- _WHAT YOU SHOULD DO_: Restate all of the data exactly.

- _EXTRACTED MATERIAL_:
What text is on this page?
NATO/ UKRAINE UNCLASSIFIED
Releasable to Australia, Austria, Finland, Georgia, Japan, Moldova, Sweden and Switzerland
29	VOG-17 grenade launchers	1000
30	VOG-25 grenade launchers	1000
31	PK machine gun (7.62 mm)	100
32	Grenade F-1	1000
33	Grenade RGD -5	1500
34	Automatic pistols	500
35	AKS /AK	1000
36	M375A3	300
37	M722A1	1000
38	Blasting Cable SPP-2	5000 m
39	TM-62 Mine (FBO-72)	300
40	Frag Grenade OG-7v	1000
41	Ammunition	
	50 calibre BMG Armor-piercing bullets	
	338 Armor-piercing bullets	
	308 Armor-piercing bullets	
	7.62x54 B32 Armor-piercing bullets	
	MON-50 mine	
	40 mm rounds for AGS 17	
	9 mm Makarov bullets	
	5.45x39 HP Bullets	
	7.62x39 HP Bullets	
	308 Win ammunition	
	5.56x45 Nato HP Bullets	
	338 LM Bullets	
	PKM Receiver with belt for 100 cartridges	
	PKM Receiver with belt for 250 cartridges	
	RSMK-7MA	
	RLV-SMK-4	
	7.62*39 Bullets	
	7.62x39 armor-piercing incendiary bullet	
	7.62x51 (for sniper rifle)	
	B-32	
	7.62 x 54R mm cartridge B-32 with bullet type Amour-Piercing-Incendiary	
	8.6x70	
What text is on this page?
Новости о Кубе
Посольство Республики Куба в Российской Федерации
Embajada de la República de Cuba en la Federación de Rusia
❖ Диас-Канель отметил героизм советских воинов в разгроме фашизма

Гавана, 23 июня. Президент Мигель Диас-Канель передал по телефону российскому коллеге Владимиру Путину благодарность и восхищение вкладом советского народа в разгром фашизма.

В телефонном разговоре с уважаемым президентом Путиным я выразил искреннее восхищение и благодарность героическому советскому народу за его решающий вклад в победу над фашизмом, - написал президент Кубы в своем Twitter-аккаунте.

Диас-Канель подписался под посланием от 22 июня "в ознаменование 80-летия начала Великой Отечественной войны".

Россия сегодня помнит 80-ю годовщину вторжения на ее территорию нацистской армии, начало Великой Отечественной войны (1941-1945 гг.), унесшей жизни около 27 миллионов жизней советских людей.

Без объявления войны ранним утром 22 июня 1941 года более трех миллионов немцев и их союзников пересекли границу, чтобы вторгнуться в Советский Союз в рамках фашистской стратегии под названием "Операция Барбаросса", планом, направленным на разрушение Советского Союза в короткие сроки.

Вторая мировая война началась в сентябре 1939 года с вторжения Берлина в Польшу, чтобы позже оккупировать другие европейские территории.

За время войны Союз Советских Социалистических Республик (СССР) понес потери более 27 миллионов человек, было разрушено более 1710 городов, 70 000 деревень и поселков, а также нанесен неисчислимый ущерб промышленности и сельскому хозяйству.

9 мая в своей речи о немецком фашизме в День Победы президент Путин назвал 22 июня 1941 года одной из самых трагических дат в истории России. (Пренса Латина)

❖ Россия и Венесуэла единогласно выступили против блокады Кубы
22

- _OUTPUT OF THE TASK_:
What text is on this page?
NATO/ UKRAINE UNCLASSIFIED
Releasable to Australia, Austria, Finland, Georgia, Japan, Moldova, Sweden and Switzerland
29	VOG-17 grenade launchers	1000
30	VOG-25 grenade launchers	1000
31	PK machine gun (7.62 mm)	100
32	Grenade F-1	1000
33	Grenade RGD -5	1500
34	Automatic pistols	500
35	AKS /AK	1000
36	M375A3	300
37	M722A1	1000
38	Blasting Cable SPP-2	5000 m
39	TM-62 Mine (FBO-72)	300
40	Frag Grenade OG-7v	1000
41	Ammunition	
	50 calibre BMG Armor-piercing bullets	
	338 Armor-piercing bullets	
	308 Armor-piercing bullets	
	7.62x54 B32 Armor-piercing bullets	
	MON-50 mine	
	40 mm rounds for AGS 17	
	9 mm Makarov bullets	
	5.45x39 HP Bullets	
	7.62x39 HP Bullets	
	308 Win ammunition	
	5.56x45 Nato HP Bullets	
	338 LM Bullets	
	PKM Receiver with belt for 100 cartridges	
	PKM Receiver with belt for 250 cartridges	
	RSMK-7MA	
	RLV-SMK-4	
	7.62*39 Bullets	
	7.62x39 armor-piercing incendiary bullet	
	7.62x51 (for sniper rifle)	
	B-32	
	7.62 x 54R mm cartridge B-32 with bullet type Amour-Piercing-Incendiary	
	8.6x70	
What text is on this page?
Новости о Кубе
Посольство Республики Куба в Российской Федерации
Embajada de la República de Cuba en la Federación de Rusia
❖ Диас-Канель отметил героизм советских воинов в разгроме фашизма

Гавана, 23 июня. Президент Мигель Диас-Канель передал по телефону российскому коллеге Владимиру Путину благодарность и восхищение вкладом советского народа в разгром фашизма.

В телефонном разговоре с уважаемым президентом Путиным я выразил искреннее восхищение и благодарность героическому советскому народу за его решающий вклад в победу над фашизмом, - написал президент Кубы в своем Twitter-аккаунте.

Диас-Канель подписался под посланием от 22 июня "в ознаменование 80-летия начала Великой Отечественной войны".

Россия сегодня помнит 80-ю годовщину вторжения на ее территорию нацистской армии, начало Великой Отечественной войны (1941-1945 гг.), унесшей жизни около 27 миллионов жизней советских людей.

Без объявления войны ранним утром 22 июня 1941 года более трех миллионов немцев и их союзников пересекли границу, чтобы вторгнуться в Советский Союз в рамках фашистской стратегии под названием "Операция Барбаросса", планом, направленным на разрушение Советского Союза в короткие сроки.

Вторая мировая война началась в сентябре 1939 года с вторжения Берлина в Польшу, чтобы позже оккупировать другие европейские территории.

За время войны Союз Советских Социалистических Республик (СССР) понес потери более 27 миллионов человек, было разрушено более 1710 городов, 70 000 деревень и поселков, а также нанесен неисчислимый ущерб промышленности и сельскому хозяйству.

9 мая в своей речи о немецком фашизме в День Победы президент Путин назвал 22 июня 1941 года одной из самых трагических дат в истории России. (Пренса Латина)

❖ Россия и Венесуэла единогласно выступили против блокады Кубы
22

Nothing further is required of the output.